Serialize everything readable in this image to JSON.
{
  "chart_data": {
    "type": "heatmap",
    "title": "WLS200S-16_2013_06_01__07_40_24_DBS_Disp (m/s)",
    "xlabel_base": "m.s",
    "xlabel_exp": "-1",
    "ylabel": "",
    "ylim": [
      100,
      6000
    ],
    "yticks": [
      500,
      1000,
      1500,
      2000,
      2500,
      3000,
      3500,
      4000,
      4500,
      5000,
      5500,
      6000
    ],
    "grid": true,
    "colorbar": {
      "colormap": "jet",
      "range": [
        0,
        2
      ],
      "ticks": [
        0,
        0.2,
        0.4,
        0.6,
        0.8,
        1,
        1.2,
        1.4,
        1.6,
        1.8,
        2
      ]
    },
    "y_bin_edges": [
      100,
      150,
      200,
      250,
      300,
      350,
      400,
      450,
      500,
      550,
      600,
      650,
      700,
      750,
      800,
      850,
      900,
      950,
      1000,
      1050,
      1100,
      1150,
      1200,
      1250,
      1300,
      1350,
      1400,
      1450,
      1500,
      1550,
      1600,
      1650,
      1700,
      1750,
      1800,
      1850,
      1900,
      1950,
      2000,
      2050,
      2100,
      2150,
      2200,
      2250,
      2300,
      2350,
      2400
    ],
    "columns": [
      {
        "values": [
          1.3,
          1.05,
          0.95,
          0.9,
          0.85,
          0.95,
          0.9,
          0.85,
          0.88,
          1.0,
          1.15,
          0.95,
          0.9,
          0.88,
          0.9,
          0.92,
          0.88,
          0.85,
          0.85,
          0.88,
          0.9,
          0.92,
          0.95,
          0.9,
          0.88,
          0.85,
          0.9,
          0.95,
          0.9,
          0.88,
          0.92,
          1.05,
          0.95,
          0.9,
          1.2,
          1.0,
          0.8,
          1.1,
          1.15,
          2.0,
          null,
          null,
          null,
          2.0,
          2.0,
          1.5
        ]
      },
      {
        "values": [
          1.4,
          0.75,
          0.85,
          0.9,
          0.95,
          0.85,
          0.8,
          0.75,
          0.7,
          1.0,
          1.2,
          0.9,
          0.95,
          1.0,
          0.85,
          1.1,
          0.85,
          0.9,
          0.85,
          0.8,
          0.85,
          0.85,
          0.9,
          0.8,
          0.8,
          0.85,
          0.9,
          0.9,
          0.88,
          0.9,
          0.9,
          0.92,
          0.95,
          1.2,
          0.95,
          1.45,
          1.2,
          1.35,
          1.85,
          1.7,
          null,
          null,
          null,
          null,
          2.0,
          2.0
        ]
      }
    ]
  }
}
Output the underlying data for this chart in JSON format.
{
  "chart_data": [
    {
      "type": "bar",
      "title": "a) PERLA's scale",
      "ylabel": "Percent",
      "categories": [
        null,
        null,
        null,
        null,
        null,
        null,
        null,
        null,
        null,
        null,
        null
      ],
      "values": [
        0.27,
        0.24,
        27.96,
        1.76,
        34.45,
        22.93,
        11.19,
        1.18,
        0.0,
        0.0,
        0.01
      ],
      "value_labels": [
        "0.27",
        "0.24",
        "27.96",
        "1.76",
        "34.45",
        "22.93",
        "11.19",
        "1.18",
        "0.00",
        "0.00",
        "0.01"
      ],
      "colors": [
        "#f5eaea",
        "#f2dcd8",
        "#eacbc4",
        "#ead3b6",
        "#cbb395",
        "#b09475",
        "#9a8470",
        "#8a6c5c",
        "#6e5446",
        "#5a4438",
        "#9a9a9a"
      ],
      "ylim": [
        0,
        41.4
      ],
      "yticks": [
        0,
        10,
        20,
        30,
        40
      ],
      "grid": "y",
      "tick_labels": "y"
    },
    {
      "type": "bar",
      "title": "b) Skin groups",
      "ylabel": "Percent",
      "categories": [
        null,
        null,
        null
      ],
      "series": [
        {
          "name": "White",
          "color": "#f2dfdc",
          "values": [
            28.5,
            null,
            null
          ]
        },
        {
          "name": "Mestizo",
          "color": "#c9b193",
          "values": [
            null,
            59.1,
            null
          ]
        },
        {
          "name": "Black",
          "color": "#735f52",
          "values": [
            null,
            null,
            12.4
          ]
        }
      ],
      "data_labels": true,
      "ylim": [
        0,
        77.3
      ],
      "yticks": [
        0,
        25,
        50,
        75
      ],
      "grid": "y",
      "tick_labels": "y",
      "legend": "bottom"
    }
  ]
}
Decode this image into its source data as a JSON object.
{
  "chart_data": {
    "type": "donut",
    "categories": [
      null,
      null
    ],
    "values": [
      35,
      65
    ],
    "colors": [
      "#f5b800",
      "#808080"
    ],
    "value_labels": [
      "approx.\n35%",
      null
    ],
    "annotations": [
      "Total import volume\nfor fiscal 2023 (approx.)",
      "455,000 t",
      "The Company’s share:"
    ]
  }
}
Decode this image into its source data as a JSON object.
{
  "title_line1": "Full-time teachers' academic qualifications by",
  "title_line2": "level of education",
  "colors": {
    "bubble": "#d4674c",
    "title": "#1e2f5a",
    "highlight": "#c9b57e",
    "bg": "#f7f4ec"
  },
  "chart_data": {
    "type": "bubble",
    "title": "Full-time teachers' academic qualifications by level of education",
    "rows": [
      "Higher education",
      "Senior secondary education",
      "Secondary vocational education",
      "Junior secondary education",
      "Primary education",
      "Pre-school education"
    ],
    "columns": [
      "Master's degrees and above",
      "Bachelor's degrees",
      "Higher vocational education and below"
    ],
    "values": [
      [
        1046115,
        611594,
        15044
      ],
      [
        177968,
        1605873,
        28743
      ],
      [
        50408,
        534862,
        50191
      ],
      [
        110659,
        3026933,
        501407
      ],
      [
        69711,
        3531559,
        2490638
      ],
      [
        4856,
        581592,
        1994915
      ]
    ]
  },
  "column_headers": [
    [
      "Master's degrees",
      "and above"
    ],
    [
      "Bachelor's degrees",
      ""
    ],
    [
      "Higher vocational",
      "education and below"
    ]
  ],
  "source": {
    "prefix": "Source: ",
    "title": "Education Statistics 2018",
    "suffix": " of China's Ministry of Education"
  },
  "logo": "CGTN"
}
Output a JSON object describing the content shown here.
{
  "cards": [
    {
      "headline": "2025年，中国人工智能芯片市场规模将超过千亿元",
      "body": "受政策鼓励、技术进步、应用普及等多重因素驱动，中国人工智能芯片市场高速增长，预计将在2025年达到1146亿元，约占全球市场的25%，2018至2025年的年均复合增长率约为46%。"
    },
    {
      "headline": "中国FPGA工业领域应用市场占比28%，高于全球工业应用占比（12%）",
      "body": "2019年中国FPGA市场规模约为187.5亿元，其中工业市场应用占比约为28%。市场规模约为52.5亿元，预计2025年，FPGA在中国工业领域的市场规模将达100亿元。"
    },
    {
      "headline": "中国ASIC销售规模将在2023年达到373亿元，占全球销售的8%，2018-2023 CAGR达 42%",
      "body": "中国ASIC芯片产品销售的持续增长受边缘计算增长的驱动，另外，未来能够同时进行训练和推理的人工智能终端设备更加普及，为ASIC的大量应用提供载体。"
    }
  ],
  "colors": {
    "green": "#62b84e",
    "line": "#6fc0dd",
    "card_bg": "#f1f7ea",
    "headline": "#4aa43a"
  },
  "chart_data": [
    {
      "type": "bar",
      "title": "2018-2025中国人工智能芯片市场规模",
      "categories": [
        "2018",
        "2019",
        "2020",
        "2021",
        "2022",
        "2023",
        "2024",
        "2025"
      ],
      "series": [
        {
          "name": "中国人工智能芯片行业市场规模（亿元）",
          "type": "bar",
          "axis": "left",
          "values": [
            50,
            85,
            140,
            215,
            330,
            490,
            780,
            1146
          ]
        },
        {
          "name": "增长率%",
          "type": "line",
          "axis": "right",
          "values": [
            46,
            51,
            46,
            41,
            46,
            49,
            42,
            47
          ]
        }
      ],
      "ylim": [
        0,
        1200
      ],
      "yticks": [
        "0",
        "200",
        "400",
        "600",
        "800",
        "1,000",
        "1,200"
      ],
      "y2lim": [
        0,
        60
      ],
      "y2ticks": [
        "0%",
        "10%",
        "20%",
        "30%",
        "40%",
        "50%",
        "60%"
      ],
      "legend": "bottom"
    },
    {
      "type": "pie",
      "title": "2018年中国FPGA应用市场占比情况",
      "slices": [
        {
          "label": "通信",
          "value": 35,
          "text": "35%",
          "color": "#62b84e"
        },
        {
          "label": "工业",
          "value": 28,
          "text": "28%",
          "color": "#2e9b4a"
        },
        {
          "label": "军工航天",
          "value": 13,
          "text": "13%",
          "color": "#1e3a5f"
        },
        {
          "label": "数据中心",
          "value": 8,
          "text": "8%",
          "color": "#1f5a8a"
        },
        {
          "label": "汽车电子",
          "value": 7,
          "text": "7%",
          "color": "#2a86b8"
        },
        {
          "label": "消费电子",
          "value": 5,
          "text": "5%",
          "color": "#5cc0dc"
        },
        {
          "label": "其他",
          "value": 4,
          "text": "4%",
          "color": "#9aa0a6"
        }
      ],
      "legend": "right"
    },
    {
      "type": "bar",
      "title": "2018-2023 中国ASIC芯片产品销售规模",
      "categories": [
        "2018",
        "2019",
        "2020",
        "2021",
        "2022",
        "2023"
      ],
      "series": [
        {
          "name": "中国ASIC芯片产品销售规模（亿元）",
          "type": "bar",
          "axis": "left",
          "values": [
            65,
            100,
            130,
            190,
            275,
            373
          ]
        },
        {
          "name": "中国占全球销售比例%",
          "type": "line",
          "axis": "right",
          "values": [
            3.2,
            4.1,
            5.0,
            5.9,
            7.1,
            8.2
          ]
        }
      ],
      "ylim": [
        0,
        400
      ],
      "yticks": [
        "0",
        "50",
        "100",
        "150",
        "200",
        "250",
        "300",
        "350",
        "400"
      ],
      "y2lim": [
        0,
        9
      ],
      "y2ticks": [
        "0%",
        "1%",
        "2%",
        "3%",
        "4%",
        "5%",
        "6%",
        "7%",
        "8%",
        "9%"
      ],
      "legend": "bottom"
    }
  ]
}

····················

Task prompt.
In the records above, how many lines include the string "body"? Answer with only the number.

Written solution.
3